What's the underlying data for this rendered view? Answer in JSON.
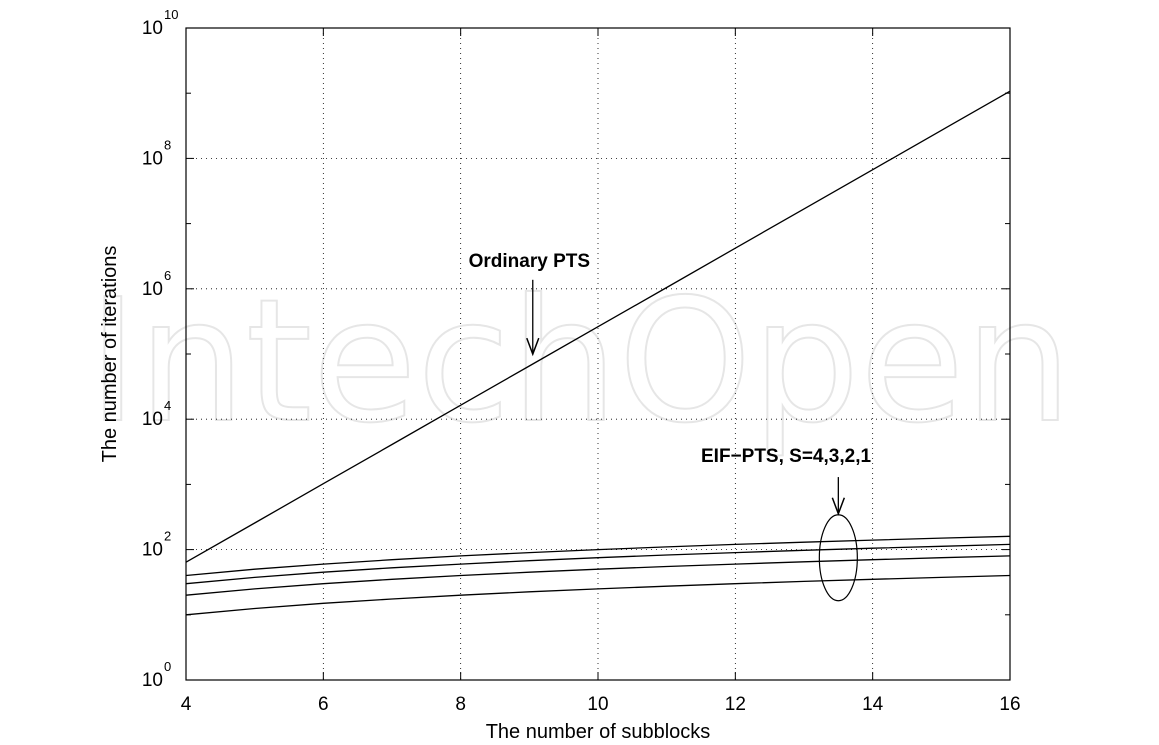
{
  "chart_data": {
    "type": "line",
    "xlabel": "The number of subblocks",
    "ylabel": "The number of iterations",
    "xlim": [
      4,
      16
    ],
    "ylim": [
      1,
      10000000000
    ],
    "yscale": "log",
    "grid": true,
    "x": [
      4,
      5,
      6,
      7,
      8,
      9,
      10,
      11,
      12,
      13,
      14,
      15,
      16
    ],
    "xticks": [
      "4",
      "6",
      "8",
      "10",
      "12",
      "14",
      "16"
    ],
    "yticks": [
      {
        "base": "10",
        "exp": "0"
      },
      {
        "base": "10",
        "exp": "2"
      },
      {
        "base": "10",
        "exp": "4"
      },
      {
        "base": "10",
        "exp": "6"
      },
      {
        "base": "10",
        "exp": "8"
      },
      {
        "base": "10",
        "exp": "10"
      }
    ],
    "series": [
      {
        "values": [
          64,
          256,
          1024,
          4096,
          16384,
          65536,
          262144,
          1048576,
          4194304,
          16777216,
          67108864,
          268435456,
          1073741824
        ]
      },
      {
        "values": [
          40,
          50,
          60,
          70,
          80,
          90,
          100,
          110,
          120,
          130,
          140,
          150,
          160
        ]
      },
      {
        "values": [
          30,
          37.5,
          45,
          52.5,
          60,
          67.5,
          75,
          82.5,
          90,
          97.5,
          105,
          112.5,
          120
        ]
      },
      {
        "values": [
          20,
          25,
          30,
          35,
          40,
          45,
          50,
          55,
          60,
          65,
          70,
          75,
          80
        ]
      },
      {
        "values": [
          10,
          12.5,
          15,
          17.5,
          20,
          22.5,
          25,
          27.5,
          30,
          32.5,
          35,
          37.5,
          40
        ]
      }
    ],
    "annotations": [
      {
        "text": "Ordinary PTS"
      },
      {
        "text": "EIF−PTS, S=4,3,2,1"
      }
    ]
  },
  "watermark": "IntechOpen"
}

○ ○ ○ ○ ○

PROMPT:
In the entries above, identify each line that includes the string "text", then copy it.

ANSWER TO THIS PROBLEM:
        "text": "Ordinary PTS"
        "text": "EIF−PTS, S=4,3,2,1"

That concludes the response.